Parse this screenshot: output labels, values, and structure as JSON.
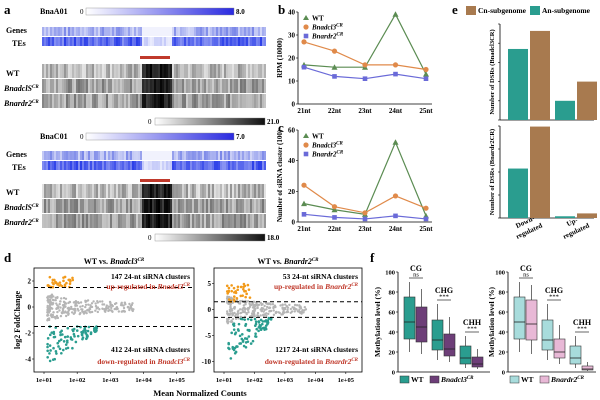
{
  "panel_a": {
    "label": "a",
    "top": {
      "chrom": "BnaA01",
      "scale_min": "0",
      "scale_max": "8.0",
      "row_genes": "Genes",
      "row_tes": "TEs",
      "tracks": [
        "WT",
        "BnadclS",
        "Bnardr2"
      ],
      "track_sup": "CR",
      "gray_min": "0",
      "gray_max": "21.0"
    },
    "bottom": {
      "chrom": "BnaC01",
      "scale_min": "0",
      "scale_max": "7.0",
      "row_genes": "Genes",
      "row_tes": "TEs",
      "tracks": [
        "WT",
        "BnadclS",
        "Bnardr2"
      ],
      "track_sup": "CR",
      "gray_min": "0",
      "gray_max": "18.0"
    }
  },
  "chart_data": [
    {
      "id": "b",
      "type": "line",
      "categories": [
        "21nt",
        "22nt",
        "23nt",
        "24nt",
        "25nt"
      ],
      "ylabel": "RPM (10000)",
      "ylim": [
        0,
        40
      ],
      "yticks": [
        0,
        10,
        20,
        30,
        40
      ],
      "series": [
        {
          "name": "WT",
          "values": [
            17,
            16,
            16,
            39,
            13
          ]
        },
        {
          "name": "Bnadcl3CR",
          "values": [
            27,
            23,
            17,
            17,
            15
          ]
        },
        {
          "name": "Bnardr2CR",
          "values": [
            16,
            12,
            11,
            13,
            11
          ]
        }
      ]
    },
    {
      "id": "c",
      "type": "line",
      "categories": [
        "21nt",
        "22nt",
        "23nt",
        "24nt",
        "25nt"
      ],
      "ylabel": "Number of siRNA cluster (100)",
      "ylim": [
        0,
        60
      ],
      "yticks": [
        0,
        20,
        40,
        60
      ],
      "series": [
        {
          "name": "WT",
          "values": [
            12,
            8,
            5,
            52,
            4
          ]
        },
        {
          "name": "Bnadcl3CR",
          "values": [
            24,
            10,
            6,
            17,
            9
          ]
        },
        {
          "name": "Bnardr2CR",
          "values": [
            5,
            3,
            2,
            4,
            2
          ]
        }
      ]
    },
    {
      "id": "e",
      "type": "bar",
      "categories": [
        "Down-regulated",
        "Up-regulated"
      ],
      "legend": [
        "Cn-subgenome",
        "An-subgenome"
      ],
      "upper": {
        "ylabel": "Number of DSRs (Bnadcl3CR)",
        "ylim": [
          0,
          250
        ],
        "yticks": [
          0,
          50,
          100,
          150,
          200,
          250
        ],
        "series": [
          {
            "name": "An-subgenome",
            "values": [
              185,
              50
            ]
          },
          {
            "name": "Cn-subgenome",
            "values": [
              232,
              100
            ]
          }
        ]
      },
      "lower": {
        "ylabel": "Number of DSRs (Bnardr2CR)",
        "ylim": [
          0,
          800
        ],
        "yticks": [
          0,
          200,
          400,
          600,
          800
        ],
        "series": [
          {
            "name": "An-subgenome",
            "values": [
              430,
              15
            ]
          },
          {
            "name": "Cn-subgenome",
            "values": [
              795,
              40
            ]
          }
        ]
      }
    },
    {
      "id": "d",
      "type": "scatter",
      "ylabel": "log2 FoldChange",
      "xlabel": "Mean Normalized Counts",
      "xticks": [
        "1e+01",
        "1e+02",
        "1e+03",
        "1e+04",
        "1e+05"
      ],
      "left": {
        "title": "WT vs. Bnadcl3CR",
        "yticks": [
          -4,
          -2,
          0,
          2
        ],
        "up_count": "147 24-nt siRNA clusters",
        "up_text": "up-regulated in Bnadcl3CR",
        "down_count": "412 24-nt siRNA clusters",
        "down_text": "down-regulated in Bnadcl3CR"
      },
      "right": {
        "title": "WT vs. Bnardr2CR",
        "yticks": [
          -10,
          -5,
          0,
          5
        ],
        "up_count": "53 24-nt siRNA clusters",
        "up_text": "up-regulated in Bnardr2CR",
        "down_count": "1217 24-nt siRNA clusters",
        "down_text": "down-regulated in Bnardr2CR"
      }
    },
    {
      "id": "f",
      "type": "box",
      "ylabel": "Methylation level (%)",
      "ylim": [
        0,
        100
      ],
      "yticks": [
        0,
        20,
        40,
        60,
        80,
        100
      ],
      "contexts": [
        "CG",
        "CHG",
        "CHH"
      ],
      "left": {
        "legend": [
          "WT",
          "Bnadcl3CR"
        ],
        "sig": [
          "ns",
          "***",
          "***"
        ],
        "boxes": [
          [
            20,
            33,
            50,
            75,
            90
          ],
          [
            18,
            30,
            45,
            65,
            83
          ],
          [
            12,
            22,
            32,
            52,
            68
          ],
          [
            10,
            16,
            23,
            38,
            55
          ],
          [
            4,
            8,
            14,
            26,
            36
          ],
          [
            3,
            5,
            8,
            15,
            23
          ]
        ]
      },
      "right": {
        "legend": [
          "WT",
          "Bnardr2CR"
        ],
        "sig": [
          "ns",
          "***",
          "***"
        ],
        "boxes": [
          [
            20,
            33,
            50,
            75,
            90
          ],
          [
            18,
            32,
            48,
            72,
            87
          ],
          [
            12,
            22,
            32,
            52,
            68
          ],
          [
            8,
            14,
            20,
            33,
            47
          ],
          [
            4,
            8,
            14,
            26,
            36
          ],
          [
            1,
            2,
            3,
            6,
            10
          ]
        ]
      }
    }
  ],
  "colors": {
    "wt": "#5b8c52",
    "dcl": "#e08a4a",
    "rdr": "#6a6ad8",
    "brown": "#a87a4f",
    "teal": "#2a9d8f",
    "teal_box": "#2a9d8f",
    "purple_box": "#6d3e78",
    "light_teal": "#a8dcdc",
    "light_pink": "#e8b8d6",
    "orange": "#f29a1a",
    "gray": "#b5b5b5",
    "red": "#c0392b"
  }
}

———

> [WHAT NEEDS TO BE DONE]: Exactly as written above, print every record, and keep the pictures out.

> [SOLUTION]:
Parse this screenshot: output labels, values, and structure as JSON.
{
  "panel_a": {
    "label": "a",
    "top": {
      "chrom": "BnaA01",
      "scale_min": "0",
      "scale_max": "8.0",
      "row_genes": "Genes",
      "row_tes": "TEs",
      "tracks": [
        "WT",
        "BnadclS",
        "Bnardr2"
      ],
      "track_sup": "CR",
      "gray_min": "0",
      "gray_max": "21.0"
    },
    "bottom": {
      "chrom": "BnaC01",
      "scale_min": "0",
      "scale_max": "7.0",
      "row_genes": "Genes",
      "row_tes": "TEs",
      "tracks": [
        "WT",
        "BnadclS",
        "Bnardr2"
      ],
      "track_sup": "CR",
      "gray_min": "0",
      "gray_max": "18.0"
    }
  },
  "chart_data": [
    {
      "id": "b",
      "type": "line",
      "categories": [
        "21nt",
        "22nt",
        "23nt",
        "24nt",
        "25nt"
      ],
      "ylabel": "RPM (10000)",
      "ylim": [
        0,
        40
      ],
      "yticks": [
        0,
        10,
        20,
        30,
        40
      ],
      "series": [
        {
          "name": "WT",
          "values": [
            17,
            16,
            16,
            39,
            13
          ]
        },
        {
          "name": "Bnadcl3CR",
          "values": [
            27,
            23,
            17,
            17,
            15
          ]
        },
        {
          "name": "Bnardr2CR",
          "values": [
            16,
            12,
            11,
            13,
            11
          ]
        }
      ]
    },
    {
      "id": "c",
      "type": "line",
      "categories": [
        "21nt",
        "22nt",
        "23nt",
        "24nt",
        "25nt"
      ],
      "ylabel": "Number of siRNA cluster (100)",
      "ylim": [
        0,
        60
      ],
      "yticks": [
        0,
        20,
        40,
        60
      ],
      "series": [
        {
          "name": "WT",
          "values": [
            12,
            8,
            5,
            52,
            4
          ]
        },
        {
          "name": "Bnadcl3CR",
          "values": [
            24,
            10,
            6,
            17,
            9
          ]
        },
        {
          "name": "Bnardr2CR",
          "values": [
            5,
            3,
            2,
            4,
            2
          ]
        }
      ]
    },
    {
      "id": "e",
      "type": "bar",
      "categories": [
        "Down-regulated",
        "Up-regulated"
      ],
      "legend": [
        "Cn-subgenome",
        "An-subgenome"
      ],
      "upper": {
        "ylabel": "Number of DSRs (Bnadcl3CR)",
        "ylim": [
          0,
          250
        ],
        "yticks": [
          0,
          50,
          100,
          150,
          200,
          250
        ],
        "series": [
          {
            "name": "An-subgenome",
            "values": [
              185,
              50
            ]
          },
          {
            "name": "Cn-subgenome",
            "values": [
              232,
              100
            ]
          }
        ]
      },
      "lower": {
        "ylabel": "Number of DSRs (Bnardr2CR)",
        "ylim": [
          0,
          800
        ],
        "yticks": [
          0,
          200,
          400,
          600,
          800
        ],
        "series": [
          {
            "name": "An-subgenome",
            "values": [
              430,
              15
            ]
          },
          {
            "name": "Cn-subgenome",
            "values": [
              795,
              40
            ]
          }
        ]
      }
    },
    {
      "id": "d",
      "type": "scatter",
      "ylabel": "log2 FoldChange",
      "xlabel": "Mean Normalized Counts",
      "xticks": [
        "1e+01",
        "1e+02",
        "1e+03",
        "1e+04",
        "1e+05"
      ],
      "left": {
        "title": "WT vs. Bnadcl3CR",
        "yticks": [
          -4,
          -2,
          0,
          2
        ],
        "up_count": "147 24-nt siRNA clusters",
        "up_text": "up-regulated in Bnadcl3CR",
        "down_count": "412 24-nt siRNA clusters",
        "down_text": "down-regulated in Bnadcl3CR"
      },
      "right": {
        "title": "WT vs. Bnardr2CR",
        "yticks": [
          -10,
          -5,
          0,
          5
        ],
        "up_count": "53 24-nt siRNA clusters",
        "up_text": "up-regulated in Bnardr2CR",
        "down_count": "1217 24-nt siRNA clusters",
        "down_text": "down-regulated in Bnardr2CR"
      }
    },
    {
      "id": "f",
      "type": "box",
      "ylabel": "Methylation level (%)",
      "ylim": [
        0,
        100
      ],
      "yticks": [
        0,
        20,
        40,
        60,
        80,
        100
      ],
      "contexts": [
        "CG",
        "CHG",
        "CHH"
      ],
      "left": {
        "legend": [
          "WT",
          "Bnadcl3CR"
        ],
        "sig": [
          "ns",
          "***",
          "***"
        ],
        "boxes": [
          [
            20,
            33,
            50,
            75,
            90
          ],
          [
            18,
            30,
            45,
            65,
            83
          ],
          [
            12,
            22,
            32,
            52,
            68
          ],
          [
            10,
            16,
            23,
            38,
            55
          ],
          [
            4,
            8,
            14,
            26,
            36
          ],
          [
            3,
            5,
            8,
            15,
            23
          ]
        ]
      },
      "right": {
        "legend": [
          "WT",
          "Bnardr2CR"
        ],
        "sig": [
          "ns",
          "***",
          "***"
        ],
        "boxes": [
          [
            20,
            33,
            50,
            75,
            90
          ],
          [
            18,
            32,
            48,
            72,
            87
          ],
          [
            12,
            22,
            32,
            52,
            68
          ],
          [
            8,
            14,
            20,
            33,
            47
          ],
          [
            4,
            8,
            14,
            26,
            36
          ],
          [
            1,
            2,
            3,
            6,
            10
          ]
        ]
      }
    }
  ],
  "colors": {
    "wt": "#5b8c52",
    "dcl": "#e08a4a",
    "rdr": "#6a6ad8",
    "brown": "#a87a4f",
    "teal": "#2a9d8f",
    "teal_box": "#2a9d8f",
    "purple_box": "#6d3e78",
    "light_teal": "#a8dcdc",
    "light_pink": "#e8b8d6",
    "orange": "#f29a1a",
    "gray": "#b5b5b5",
    "red": "#c0392b"
  }
}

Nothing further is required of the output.